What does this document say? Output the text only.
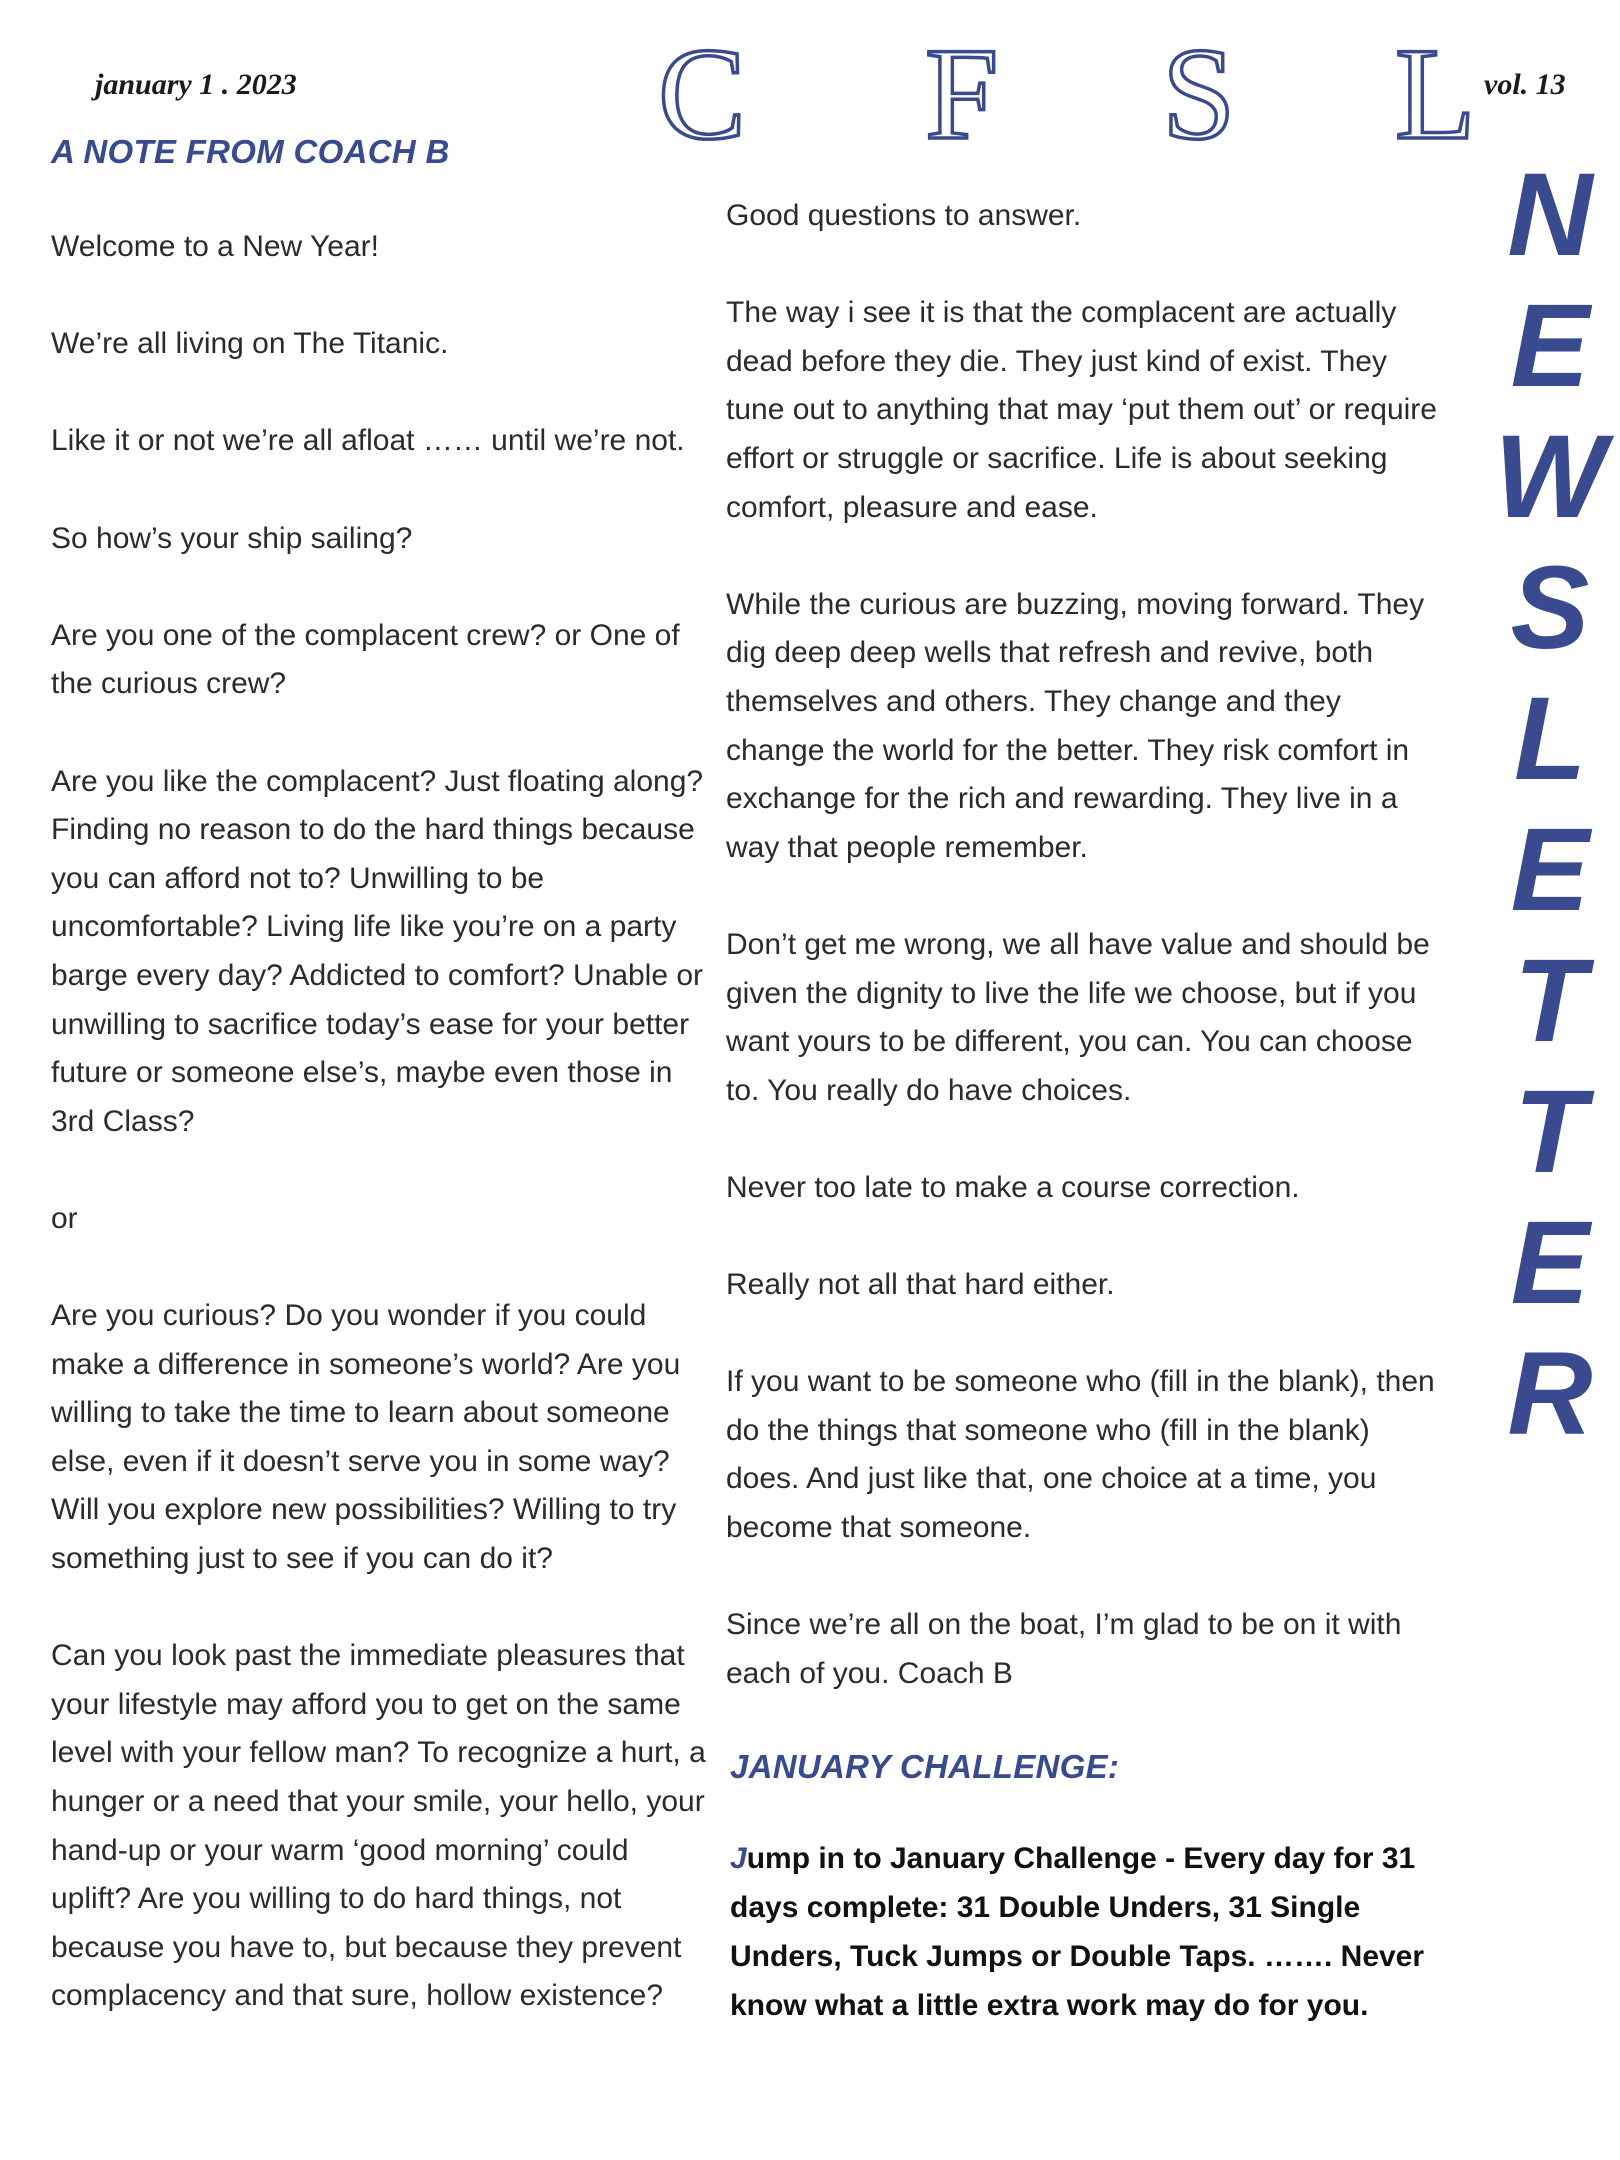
january 1 . 2023	vol. 13
C F S L
N
E
W
S
L
E
T
T
E
R
A NOTE FROM COACH B

Welcome to a New Year!

We’re all living on The Titanic.

Like it or not we’re all afloat …… until we’re not.

So how’s your ship sailing?

Are you one of the complacent crew? or One of the curious crew?

Are you like the complacent? Just floating along? Finding no reason to do the hard things because you can afford not to? Unwilling to be uncomfortable? Living life like you’re on a party barge every day? Addicted to comfort? Unable or unwilling to sacrifice today’s ease for your better future or someone else’s, maybe even those in 3rd Class?

or

Are you curious? Do you wonder if you could make a difference in someone’s world? Are you willing to take the time to learn about someone else, even if it doesn’t serve you in some way? Will you explore new possibilities? Willing to try something just to see if you can do it?

Can you look past the immediate pleasures that your lifestyle may afford you to get on the same level with your fellow man? To recognize a hurt, a hunger or a need that your smile, your hello, your hand-up or your warm ‘good morning’ could uplift? Are you willing to do hard things, not because you have to, but because they prevent complacency and that sure, hollow existence?

Good questions to answer.

The way i see it is that the complacent are actually dead before they die. They just kind of exist. They tune out to anything that may ‘put them out’ or require effort or struggle or sacrifice. Life is about seeking comfort, pleasure and ease.

While the curious are buzzing, moving forward. They dig deep deep wells that refresh and revive, both themselves and others. They change and they change the world for the better. They risk comfort in exchange for the rich and rewarding. They live in a way that people remember.

Don’t get me wrong, we all have value and should be given the dignity to live the life we choose, but if you want yours to be different, you can. You can choose to. You really do have choices.

Never too late to make a course correction.

Really not all that hard either.

If you want to be someone who (fill in the blank), then do the things that someone who (fill in the blank) does. And just like that, one choice at a time, you become that someone.

Since we’re all on the boat, I’m glad to be on it with each of you. Coach B

JANUARY CHALLENGE:
Jump in to January Challenge - Every day for 31 days complete: 31 Double Unders, 31 Single Unders, Tuck Jumps or Double Taps. ……. Never know what a little extra work may do for you.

__________________________________________________

Prompt> Report only how many lines in the entries contain "someone".

Correct answer> 3